Given task: Locate all lines in the data below that hold "width" and show them.

Provided data:
=-=-=
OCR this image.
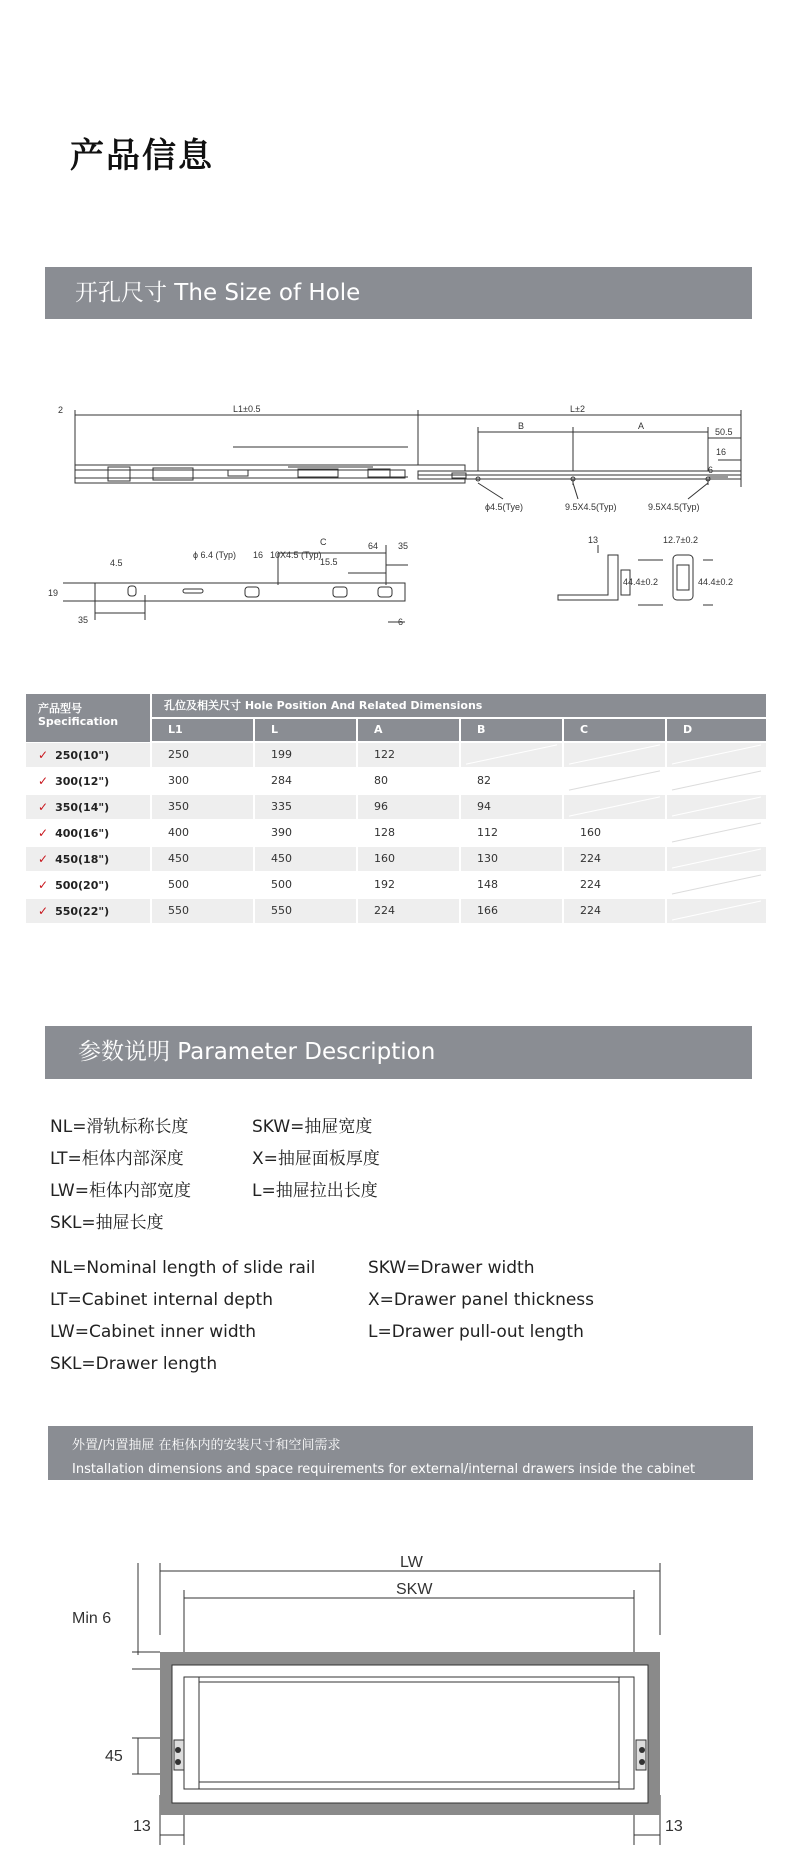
产品信息
开孔尺寸 The Size of Hole
2	L1±0.5	L±2
B	A
50.5
16
6
ϕ4.5(Tye)	9.5X4.5(Typ)	9.5X4.5(Typ)
C
ϕ 6.4 (Typ) 16 10X4.5 (Typ)
64 35
4.5	15.5
19
35	6
13
44.4±0.2
12.7±0.2
44.4±0.2
产品型号
Specification
孔位及相关尺寸 Hole Position And Related Dimensions
L1	L	A	B	C	D
✓ 250(10")	250	199	122
✓ 300(12")	300	284	80	82
✓ 350(14")	350	335	96	94
✓ 400(16")	400	390	128	112	160
✓ 450(18")	450	450	160	130	224
✓ 500(20")	500	500	192	148	224
✓ 550(22")	550	550	224	166	224
参数说明 Parameter Description
NL=滑轨标称长度
LT=柜体内部深度
LW=柜体内部宽度
SKL=抽屉长度
SKW=抽屉宽度
X=抽屉面板厚度
L=抽屉拉出长度
NL=Nominal length of slide rail
LT=Cabinet internal depth
LW=Cabinet inner width
SKL=Drawer length
SKW=Drawer width
X=Drawer panel thickness
L=Drawer pull-out length
外置/内置抽屉 在柜体内的安装尺寸和空间需求
Installation dimensions and space requirements for external/internal drawers inside the cabinet
LW
SKW
Min 6
45
13	13
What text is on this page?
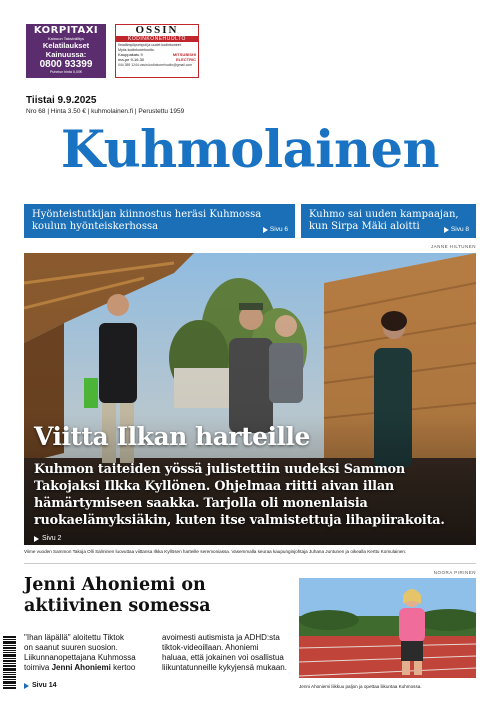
KORPITAXI
Kainuun Taksivälitys
Kelatilaukset
Kainuussa:
0800 93399
Puhelun hinta 0,00€
OSSIN
KODINKONEHUOLTO
Ilmalämpöpumput ja uudet kodinkoneet.
Myös kodinkonehuolto.
Kauppakatu 9
ma-pe 9-16.30
MITSUBISHI
ELECTRIC
044 389 1244 ossin.kodinkonehuolto@gmail.com
Tiistai 9.9.2025
Nro 68 | Hinta 3.50 € | kuhmolainen.fi | Perustettu 1959
Kuhmolainen
Hyönteistutkijan kiinnostus heräsi Kuhmossa
koulun hyönteiskerhossa	Sivu 6
Kuhmo sai uuden kampaajan,
kun Sirpa Mäki aloitti	Sivu 8
JANNE HILTUNEN
Viitta Ilkan harteille
Kuhmon taiteiden yössä julistettiin uudeksi Sammon Takojaksi Ilkka Kyllönen. Ohjelmaa riitti aivan illan hämärtymiseen saakka. Tarjolla oli monenlaisia ruokaelämyksiäkin, kuten itse valmistettuja lihapiirakoita.
Sivu 2
Viime vuoden Sammon Takoja Olli Salminen luovuttaa viittansa Ilkka Kyllösen harteille seremoniassa. Vasemmalla seuraa kaupunginjohtaja Juhana Juntunen ja oikealla Kerttu Komulainen.
Jenni Ahoniemi on
aktiivinen somessa
"Ihan läpällä" aloitettu Tiktok
on saanut suuren suosion.
Liikunnanopettajana Kuhmossa
toimiva Jenni Ahoniemi kertoo
avoimesti autismista ja ADHD:sta
tiktok-videoillaan. Ahoniemi
haluaa, että jokainen voi osallistua
liikuntatunneille kykyjensä mukaan.
Sivu 14
NOORA PIRINEN
Jenni Ahoniemi liikkuu paljon ja opettaa liikuntaa Kuhmossa.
=-=-=
Result below:
LW=Cabinet inner width
SKW=Drawer width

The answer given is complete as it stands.